Copy the part of the records that opens with the line containing "List UI elements" and closes with the line containing "data-point (68, 426, 76, 434)", both lines included, and leave out the pictures.
## Start INPUT FOR THIS TASK
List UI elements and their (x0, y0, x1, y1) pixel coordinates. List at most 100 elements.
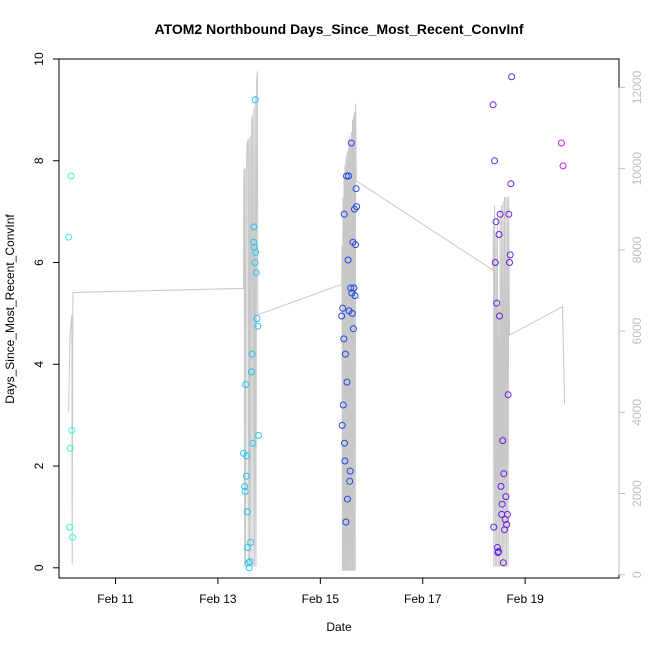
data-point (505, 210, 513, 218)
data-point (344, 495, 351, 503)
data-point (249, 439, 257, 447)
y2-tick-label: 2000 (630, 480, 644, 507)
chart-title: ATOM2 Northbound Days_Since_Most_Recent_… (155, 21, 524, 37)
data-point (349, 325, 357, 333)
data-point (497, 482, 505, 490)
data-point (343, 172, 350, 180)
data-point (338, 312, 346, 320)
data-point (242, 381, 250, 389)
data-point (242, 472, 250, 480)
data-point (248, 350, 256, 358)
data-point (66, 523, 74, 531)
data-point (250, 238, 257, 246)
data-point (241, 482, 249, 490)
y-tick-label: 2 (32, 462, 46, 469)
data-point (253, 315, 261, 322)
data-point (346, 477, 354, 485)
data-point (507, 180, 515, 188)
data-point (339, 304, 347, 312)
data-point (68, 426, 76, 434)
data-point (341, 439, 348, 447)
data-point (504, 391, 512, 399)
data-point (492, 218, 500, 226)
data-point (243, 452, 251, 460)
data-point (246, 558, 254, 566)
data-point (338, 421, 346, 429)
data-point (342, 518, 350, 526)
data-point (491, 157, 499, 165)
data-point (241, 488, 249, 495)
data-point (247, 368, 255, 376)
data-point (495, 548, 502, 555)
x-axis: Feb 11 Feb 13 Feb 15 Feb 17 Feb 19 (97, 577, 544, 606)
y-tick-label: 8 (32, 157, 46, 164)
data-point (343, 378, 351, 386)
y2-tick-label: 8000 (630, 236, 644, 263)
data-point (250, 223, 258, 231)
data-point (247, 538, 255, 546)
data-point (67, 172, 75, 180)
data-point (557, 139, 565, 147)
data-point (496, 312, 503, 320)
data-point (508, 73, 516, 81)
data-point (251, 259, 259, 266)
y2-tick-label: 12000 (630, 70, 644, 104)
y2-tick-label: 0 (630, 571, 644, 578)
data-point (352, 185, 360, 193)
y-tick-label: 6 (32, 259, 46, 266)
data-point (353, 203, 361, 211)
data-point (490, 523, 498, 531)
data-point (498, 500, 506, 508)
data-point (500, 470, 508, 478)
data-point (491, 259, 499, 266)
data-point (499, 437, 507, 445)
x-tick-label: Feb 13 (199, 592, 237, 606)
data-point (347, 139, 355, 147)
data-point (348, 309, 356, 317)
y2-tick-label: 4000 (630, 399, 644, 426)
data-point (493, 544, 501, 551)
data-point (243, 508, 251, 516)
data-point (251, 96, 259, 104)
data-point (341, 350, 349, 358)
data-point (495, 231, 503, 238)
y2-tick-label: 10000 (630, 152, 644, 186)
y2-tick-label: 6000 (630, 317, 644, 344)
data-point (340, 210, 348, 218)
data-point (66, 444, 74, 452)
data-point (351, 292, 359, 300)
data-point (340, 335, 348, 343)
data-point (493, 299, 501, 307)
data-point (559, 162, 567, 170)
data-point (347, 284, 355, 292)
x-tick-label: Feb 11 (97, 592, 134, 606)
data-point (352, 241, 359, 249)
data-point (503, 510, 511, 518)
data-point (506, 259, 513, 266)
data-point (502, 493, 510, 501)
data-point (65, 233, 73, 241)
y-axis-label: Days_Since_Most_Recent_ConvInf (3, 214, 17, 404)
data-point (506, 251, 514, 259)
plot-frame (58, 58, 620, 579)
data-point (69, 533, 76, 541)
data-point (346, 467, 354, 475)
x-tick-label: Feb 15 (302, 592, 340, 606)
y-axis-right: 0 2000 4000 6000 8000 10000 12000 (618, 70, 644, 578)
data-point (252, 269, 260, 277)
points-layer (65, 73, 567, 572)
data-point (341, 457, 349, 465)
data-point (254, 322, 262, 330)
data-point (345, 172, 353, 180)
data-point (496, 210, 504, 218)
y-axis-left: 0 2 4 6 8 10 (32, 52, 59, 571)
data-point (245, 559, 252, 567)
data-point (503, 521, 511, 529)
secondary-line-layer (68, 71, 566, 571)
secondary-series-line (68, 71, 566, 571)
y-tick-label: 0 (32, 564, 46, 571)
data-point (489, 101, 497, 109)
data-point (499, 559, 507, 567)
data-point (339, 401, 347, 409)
## End INPUT FOR THIS TASK
## Start INPUT FOR THIS TASK
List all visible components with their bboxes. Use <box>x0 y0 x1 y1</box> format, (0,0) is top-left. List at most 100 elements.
## End INPUT FOR THIS TASK
• **TASK OUTPUT**
List UI elements and their (x0, y0, x1, y1) pixel coordinates. List at most 100 elements.
data-point (505, 210, 513, 218)
data-point (344, 495, 351, 503)
data-point (249, 439, 257, 447)
y2-tick-label: 2000 (630, 480, 644, 507)
chart-title: ATOM2 Northbound Days_Since_Most_Recent_… (155, 21, 524, 37)
data-point (349, 325, 357, 333)
data-point (497, 482, 505, 490)
data-point (343, 172, 350, 180)
data-point (338, 312, 346, 320)
data-point (242, 381, 250, 389)
data-point (242, 472, 250, 480)
data-point (248, 350, 256, 358)
data-point (66, 523, 74, 531)
data-point (250, 238, 257, 246)
data-point (241, 482, 249, 490)
y-tick-label: 2 (32, 462, 46, 469)
data-point (253, 315, 261, 322)
data-point (346, 477, 354, 485)
data-point (507, 180, 515, 188)
data-point (339, 304, 347, 312)
data-point (68, 426, 76, 434)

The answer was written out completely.